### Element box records
┏━━
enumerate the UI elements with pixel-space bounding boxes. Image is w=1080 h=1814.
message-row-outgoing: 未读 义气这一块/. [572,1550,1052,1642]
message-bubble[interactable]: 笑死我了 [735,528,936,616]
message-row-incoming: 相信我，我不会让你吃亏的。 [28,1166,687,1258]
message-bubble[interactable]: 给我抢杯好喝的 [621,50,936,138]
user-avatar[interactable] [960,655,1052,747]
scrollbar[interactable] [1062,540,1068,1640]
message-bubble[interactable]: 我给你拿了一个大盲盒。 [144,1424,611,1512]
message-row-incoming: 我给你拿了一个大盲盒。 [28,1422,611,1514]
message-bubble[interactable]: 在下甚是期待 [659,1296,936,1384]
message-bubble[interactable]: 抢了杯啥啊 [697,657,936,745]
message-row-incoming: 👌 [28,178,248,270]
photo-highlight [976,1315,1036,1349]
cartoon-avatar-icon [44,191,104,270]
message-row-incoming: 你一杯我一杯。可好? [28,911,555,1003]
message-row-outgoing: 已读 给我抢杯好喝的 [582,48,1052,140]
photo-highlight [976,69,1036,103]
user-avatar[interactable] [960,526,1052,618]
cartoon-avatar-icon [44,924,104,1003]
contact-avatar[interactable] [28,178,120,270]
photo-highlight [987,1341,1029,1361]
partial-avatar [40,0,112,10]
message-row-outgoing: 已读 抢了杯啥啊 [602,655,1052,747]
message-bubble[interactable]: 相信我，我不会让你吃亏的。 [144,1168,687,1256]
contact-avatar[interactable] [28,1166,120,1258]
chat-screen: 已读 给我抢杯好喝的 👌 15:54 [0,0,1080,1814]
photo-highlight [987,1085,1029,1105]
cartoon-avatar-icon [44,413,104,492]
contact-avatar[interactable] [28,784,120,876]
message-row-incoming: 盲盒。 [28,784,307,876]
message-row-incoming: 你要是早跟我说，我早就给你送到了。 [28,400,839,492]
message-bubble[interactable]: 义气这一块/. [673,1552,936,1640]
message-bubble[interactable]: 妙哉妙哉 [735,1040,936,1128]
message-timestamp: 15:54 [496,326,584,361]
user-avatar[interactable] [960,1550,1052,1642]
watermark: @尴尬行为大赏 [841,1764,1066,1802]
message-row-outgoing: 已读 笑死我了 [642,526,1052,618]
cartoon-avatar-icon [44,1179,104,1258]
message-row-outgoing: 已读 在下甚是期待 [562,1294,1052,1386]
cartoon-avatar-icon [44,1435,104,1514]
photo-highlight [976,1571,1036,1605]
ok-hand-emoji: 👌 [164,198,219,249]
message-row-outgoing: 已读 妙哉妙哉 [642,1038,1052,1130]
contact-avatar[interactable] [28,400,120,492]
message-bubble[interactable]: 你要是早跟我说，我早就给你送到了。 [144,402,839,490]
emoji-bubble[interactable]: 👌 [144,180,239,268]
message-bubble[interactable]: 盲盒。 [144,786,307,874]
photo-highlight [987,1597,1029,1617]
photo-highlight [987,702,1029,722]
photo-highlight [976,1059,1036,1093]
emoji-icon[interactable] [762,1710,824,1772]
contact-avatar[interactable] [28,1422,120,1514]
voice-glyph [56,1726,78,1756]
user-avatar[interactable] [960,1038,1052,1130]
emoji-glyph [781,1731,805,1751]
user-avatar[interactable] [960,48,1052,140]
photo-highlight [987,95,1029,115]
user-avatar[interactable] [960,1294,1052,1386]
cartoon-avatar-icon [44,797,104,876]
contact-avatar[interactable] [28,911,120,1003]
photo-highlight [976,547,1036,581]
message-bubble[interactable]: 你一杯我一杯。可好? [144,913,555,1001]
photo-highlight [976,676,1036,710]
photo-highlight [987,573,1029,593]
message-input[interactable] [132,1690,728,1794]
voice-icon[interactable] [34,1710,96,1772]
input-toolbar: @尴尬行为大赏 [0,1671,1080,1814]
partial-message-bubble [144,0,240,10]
┗━━
┏━━
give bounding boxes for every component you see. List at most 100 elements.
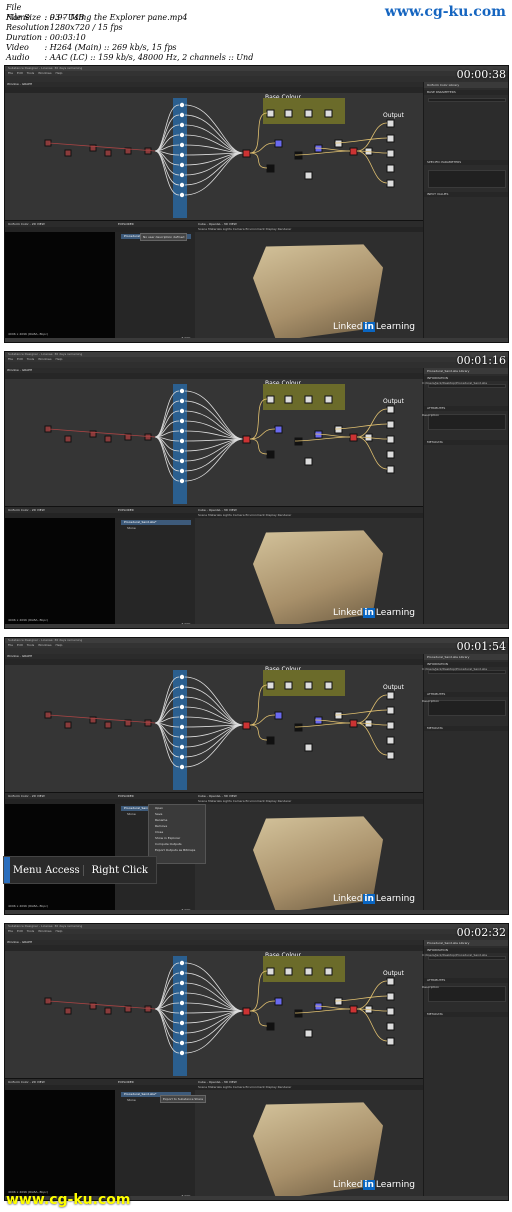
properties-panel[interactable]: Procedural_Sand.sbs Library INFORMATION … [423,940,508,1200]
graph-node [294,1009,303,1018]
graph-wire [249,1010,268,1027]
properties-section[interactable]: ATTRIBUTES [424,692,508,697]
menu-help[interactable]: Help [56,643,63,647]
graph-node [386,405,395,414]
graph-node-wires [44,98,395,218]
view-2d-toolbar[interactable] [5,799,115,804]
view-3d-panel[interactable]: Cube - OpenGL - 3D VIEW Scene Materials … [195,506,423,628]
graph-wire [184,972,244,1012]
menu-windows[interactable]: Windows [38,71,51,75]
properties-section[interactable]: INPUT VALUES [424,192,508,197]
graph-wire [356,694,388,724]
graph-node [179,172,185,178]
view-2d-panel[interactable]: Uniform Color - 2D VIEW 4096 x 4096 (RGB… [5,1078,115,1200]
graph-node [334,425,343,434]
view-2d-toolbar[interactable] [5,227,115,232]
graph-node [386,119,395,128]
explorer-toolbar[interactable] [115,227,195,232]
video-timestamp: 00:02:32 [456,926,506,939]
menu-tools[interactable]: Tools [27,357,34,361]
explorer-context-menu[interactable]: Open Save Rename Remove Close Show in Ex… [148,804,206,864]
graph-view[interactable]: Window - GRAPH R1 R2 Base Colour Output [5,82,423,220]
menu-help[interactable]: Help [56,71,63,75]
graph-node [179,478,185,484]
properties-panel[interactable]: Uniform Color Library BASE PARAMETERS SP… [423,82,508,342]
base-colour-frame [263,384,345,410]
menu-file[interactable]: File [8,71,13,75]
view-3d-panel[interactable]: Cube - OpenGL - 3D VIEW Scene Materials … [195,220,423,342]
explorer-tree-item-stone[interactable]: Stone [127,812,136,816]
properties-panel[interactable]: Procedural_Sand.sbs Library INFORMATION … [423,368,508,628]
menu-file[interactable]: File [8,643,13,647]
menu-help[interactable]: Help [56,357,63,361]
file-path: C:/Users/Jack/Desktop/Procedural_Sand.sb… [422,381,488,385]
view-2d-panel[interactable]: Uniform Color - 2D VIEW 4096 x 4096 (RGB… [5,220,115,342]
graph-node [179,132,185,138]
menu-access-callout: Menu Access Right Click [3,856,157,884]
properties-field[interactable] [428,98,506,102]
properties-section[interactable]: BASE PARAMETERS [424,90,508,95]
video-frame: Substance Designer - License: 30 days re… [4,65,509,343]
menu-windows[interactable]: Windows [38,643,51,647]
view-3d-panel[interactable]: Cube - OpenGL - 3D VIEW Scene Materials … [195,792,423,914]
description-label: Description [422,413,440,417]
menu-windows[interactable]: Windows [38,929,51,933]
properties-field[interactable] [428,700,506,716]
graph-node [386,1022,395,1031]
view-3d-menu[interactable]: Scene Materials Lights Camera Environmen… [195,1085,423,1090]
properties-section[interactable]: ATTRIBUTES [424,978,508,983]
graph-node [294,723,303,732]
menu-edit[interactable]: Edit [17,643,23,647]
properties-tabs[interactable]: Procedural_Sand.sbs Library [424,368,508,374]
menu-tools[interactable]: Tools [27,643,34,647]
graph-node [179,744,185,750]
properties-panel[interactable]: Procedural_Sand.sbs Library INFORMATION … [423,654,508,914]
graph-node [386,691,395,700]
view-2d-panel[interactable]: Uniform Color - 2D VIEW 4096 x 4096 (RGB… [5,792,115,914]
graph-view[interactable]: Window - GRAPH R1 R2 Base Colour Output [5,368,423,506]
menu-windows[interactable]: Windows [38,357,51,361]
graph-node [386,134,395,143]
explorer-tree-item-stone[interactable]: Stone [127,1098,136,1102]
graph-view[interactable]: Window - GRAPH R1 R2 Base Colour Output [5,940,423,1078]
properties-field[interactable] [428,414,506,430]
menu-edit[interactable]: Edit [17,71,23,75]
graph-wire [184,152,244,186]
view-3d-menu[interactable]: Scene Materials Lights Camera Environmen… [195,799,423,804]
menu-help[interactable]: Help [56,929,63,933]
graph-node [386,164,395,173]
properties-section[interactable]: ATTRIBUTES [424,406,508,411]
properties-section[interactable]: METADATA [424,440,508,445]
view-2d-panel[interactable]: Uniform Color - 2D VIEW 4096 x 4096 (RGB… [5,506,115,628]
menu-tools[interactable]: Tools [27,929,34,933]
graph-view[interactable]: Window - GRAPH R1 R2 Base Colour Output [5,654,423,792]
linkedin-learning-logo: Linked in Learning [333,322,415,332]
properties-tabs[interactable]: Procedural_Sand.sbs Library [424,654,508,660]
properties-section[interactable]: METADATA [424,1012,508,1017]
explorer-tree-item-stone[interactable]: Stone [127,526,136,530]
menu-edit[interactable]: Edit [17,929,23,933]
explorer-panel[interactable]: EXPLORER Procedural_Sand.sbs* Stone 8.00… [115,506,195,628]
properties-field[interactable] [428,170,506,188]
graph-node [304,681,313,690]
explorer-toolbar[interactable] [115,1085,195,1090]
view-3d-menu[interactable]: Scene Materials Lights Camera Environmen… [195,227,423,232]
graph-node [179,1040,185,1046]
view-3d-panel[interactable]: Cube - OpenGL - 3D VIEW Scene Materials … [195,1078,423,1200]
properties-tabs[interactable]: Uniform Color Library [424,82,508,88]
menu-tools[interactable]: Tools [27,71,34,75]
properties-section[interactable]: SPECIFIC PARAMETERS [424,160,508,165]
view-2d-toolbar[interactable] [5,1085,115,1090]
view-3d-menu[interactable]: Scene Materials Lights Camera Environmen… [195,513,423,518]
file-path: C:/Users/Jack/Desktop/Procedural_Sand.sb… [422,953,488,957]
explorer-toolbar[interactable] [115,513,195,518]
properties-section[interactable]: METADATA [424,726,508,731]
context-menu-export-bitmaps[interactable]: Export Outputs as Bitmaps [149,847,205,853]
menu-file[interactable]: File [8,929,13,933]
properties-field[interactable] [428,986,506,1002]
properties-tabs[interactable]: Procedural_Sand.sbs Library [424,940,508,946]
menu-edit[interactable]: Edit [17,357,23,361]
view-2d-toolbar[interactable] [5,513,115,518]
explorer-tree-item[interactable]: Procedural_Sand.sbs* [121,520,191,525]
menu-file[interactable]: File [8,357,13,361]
┗━━
Rewrite the records from the line containing "enumerate the UI" through the line containing "scrollbar[interactable] [1062,540,1068,1640]", changing "message-bubble" to "chat-bubble" and leaving everything else in those lines untouched. Give only those lines.

enumerate the UI elements with pixel-space bounding boxes. Image is w=1080 h=1814.
message-row-outgoing: 未读 义气这一块/. [572,1550,1052,1642]
chat-bubble[interactable]: 笑死我了 [735,528,936,616]
message-row-incoming: 相信我，我不会让你吃亏的。 [28,1166,687,1258]
chat-bubble[interactable]: 给我抢杯好喝的 [621,50,936,138]
user-avatar[interactable] [960,655,1052,747]
scrollbar[interactable] [1062,540,1068,1640]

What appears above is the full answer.